[Begin INFORMATION SUPPLIED]

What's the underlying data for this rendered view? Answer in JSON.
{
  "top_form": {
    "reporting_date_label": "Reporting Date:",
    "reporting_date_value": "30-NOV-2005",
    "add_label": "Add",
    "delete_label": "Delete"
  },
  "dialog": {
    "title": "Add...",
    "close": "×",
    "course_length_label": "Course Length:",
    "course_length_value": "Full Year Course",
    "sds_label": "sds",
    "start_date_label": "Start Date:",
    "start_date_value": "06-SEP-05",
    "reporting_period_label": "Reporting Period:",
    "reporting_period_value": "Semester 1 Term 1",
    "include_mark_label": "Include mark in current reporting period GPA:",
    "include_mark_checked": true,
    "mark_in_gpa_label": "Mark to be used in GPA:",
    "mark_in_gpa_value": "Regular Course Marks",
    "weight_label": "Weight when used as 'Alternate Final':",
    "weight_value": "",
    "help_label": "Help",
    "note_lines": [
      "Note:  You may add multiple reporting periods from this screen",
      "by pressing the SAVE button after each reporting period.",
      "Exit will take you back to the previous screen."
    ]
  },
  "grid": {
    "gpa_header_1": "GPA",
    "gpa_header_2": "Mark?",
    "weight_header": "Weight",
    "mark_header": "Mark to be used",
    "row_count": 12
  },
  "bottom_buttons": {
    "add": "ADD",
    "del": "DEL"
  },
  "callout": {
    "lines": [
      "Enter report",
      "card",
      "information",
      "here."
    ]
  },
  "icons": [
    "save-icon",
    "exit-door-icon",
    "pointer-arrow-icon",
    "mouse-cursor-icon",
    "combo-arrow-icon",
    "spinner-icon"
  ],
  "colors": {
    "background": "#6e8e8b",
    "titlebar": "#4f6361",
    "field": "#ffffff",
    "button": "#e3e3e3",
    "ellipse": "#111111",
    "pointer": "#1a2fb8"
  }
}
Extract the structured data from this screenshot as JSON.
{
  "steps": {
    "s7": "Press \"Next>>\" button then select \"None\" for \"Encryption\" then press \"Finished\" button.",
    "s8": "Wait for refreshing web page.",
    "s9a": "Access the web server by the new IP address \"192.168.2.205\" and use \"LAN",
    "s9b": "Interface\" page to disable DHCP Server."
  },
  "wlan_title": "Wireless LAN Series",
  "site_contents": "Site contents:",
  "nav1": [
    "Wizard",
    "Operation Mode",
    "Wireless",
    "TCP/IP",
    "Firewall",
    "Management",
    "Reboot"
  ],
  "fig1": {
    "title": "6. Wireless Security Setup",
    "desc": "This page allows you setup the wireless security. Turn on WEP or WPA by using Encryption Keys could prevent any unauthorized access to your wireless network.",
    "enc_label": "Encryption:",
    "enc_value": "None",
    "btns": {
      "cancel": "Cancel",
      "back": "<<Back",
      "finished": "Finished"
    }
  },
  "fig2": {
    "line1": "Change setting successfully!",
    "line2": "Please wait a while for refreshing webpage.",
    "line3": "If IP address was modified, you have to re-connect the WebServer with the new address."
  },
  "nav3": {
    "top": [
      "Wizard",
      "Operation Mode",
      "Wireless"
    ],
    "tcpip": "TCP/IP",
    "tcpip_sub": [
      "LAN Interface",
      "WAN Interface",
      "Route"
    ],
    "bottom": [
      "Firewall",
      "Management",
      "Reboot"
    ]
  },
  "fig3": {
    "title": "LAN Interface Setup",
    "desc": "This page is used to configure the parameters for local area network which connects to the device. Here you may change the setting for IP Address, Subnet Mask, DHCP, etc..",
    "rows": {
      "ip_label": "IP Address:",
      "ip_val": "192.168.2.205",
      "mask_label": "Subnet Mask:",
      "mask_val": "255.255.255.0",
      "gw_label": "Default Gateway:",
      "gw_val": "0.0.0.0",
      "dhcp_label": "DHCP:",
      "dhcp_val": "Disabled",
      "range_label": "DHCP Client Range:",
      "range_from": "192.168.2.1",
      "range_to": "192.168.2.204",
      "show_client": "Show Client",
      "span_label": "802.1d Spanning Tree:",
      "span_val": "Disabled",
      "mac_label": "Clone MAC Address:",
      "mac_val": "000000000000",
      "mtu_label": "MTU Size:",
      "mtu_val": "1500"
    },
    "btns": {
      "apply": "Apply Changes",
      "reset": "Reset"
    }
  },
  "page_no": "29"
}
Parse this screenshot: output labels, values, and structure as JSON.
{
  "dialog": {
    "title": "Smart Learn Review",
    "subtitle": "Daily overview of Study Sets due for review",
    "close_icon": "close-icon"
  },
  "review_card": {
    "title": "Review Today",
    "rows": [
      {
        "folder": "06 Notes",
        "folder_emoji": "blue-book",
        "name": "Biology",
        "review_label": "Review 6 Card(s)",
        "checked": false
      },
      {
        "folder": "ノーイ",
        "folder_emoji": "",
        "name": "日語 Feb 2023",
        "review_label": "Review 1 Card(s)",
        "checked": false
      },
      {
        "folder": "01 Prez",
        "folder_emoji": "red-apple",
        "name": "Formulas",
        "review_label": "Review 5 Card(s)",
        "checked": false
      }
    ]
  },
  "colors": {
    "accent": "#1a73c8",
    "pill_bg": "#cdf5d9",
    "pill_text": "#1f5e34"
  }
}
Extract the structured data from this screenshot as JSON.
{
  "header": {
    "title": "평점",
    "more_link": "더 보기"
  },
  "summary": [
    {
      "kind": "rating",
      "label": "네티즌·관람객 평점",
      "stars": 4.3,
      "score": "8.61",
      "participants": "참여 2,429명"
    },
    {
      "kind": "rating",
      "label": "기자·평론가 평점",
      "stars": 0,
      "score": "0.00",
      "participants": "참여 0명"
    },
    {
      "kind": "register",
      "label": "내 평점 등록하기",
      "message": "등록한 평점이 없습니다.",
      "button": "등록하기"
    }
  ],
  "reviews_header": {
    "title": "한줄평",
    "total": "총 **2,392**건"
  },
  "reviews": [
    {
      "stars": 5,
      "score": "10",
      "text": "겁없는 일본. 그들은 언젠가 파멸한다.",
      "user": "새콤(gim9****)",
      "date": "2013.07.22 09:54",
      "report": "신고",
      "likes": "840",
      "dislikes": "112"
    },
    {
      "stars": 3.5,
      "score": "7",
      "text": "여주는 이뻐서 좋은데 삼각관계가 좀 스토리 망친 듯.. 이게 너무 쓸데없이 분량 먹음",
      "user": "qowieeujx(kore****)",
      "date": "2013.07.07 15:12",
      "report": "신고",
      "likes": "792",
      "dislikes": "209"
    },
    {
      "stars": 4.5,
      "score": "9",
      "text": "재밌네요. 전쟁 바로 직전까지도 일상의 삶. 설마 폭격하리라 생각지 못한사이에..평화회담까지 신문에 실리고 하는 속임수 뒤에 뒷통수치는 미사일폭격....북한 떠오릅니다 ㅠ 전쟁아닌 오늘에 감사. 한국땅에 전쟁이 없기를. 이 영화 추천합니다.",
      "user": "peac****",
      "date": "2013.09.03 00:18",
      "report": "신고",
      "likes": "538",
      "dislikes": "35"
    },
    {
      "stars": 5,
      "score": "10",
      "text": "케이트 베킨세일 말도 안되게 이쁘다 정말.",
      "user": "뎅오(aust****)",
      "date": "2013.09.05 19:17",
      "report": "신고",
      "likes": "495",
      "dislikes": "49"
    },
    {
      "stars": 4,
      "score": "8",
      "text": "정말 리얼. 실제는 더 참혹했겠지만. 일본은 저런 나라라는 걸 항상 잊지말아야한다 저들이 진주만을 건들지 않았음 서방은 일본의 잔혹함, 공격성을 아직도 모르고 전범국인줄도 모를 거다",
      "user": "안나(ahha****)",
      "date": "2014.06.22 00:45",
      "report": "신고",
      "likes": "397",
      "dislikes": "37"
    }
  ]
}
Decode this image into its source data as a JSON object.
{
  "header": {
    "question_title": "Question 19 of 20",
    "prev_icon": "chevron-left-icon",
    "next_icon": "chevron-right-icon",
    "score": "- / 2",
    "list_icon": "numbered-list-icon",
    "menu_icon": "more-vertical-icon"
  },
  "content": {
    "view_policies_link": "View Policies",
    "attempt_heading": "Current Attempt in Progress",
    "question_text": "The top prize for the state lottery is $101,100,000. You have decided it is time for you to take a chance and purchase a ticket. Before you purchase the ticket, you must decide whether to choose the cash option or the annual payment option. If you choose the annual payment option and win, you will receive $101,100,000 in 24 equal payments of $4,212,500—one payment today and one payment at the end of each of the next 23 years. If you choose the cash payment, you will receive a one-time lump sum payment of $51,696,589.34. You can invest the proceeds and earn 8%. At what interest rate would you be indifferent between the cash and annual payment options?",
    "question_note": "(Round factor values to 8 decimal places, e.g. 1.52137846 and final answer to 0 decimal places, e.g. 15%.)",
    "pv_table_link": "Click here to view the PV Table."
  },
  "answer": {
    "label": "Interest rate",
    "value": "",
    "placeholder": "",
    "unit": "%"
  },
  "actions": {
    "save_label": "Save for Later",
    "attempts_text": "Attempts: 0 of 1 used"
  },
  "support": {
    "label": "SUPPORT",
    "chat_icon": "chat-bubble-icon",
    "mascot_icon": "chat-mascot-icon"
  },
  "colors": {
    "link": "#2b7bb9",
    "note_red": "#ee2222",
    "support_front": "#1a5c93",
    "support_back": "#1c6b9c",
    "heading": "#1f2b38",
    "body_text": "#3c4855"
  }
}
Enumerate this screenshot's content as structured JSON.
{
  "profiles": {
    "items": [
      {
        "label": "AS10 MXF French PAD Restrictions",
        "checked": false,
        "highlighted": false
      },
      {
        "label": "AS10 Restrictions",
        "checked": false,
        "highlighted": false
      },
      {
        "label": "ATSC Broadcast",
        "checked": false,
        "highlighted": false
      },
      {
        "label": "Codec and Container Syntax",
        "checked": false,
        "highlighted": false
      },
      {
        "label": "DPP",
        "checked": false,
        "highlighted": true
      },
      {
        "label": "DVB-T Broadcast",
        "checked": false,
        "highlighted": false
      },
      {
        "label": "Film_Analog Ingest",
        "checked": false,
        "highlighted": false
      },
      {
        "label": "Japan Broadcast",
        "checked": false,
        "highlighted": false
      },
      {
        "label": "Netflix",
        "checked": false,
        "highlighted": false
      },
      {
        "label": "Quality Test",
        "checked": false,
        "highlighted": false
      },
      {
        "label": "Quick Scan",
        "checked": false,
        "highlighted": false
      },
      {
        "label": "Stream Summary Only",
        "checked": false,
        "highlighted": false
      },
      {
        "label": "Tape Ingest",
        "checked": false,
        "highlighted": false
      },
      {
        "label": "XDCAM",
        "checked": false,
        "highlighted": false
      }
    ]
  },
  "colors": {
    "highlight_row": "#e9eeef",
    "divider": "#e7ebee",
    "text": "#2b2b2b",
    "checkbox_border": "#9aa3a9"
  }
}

[End INFORMATION SUPPLIED]

-- STATED GOAL --
Check each line above for the string "participants" and show the ones that have it.

-- THE RESPONSE --
      "participants": "참여 2,429명"
      "participants": "참여 0명"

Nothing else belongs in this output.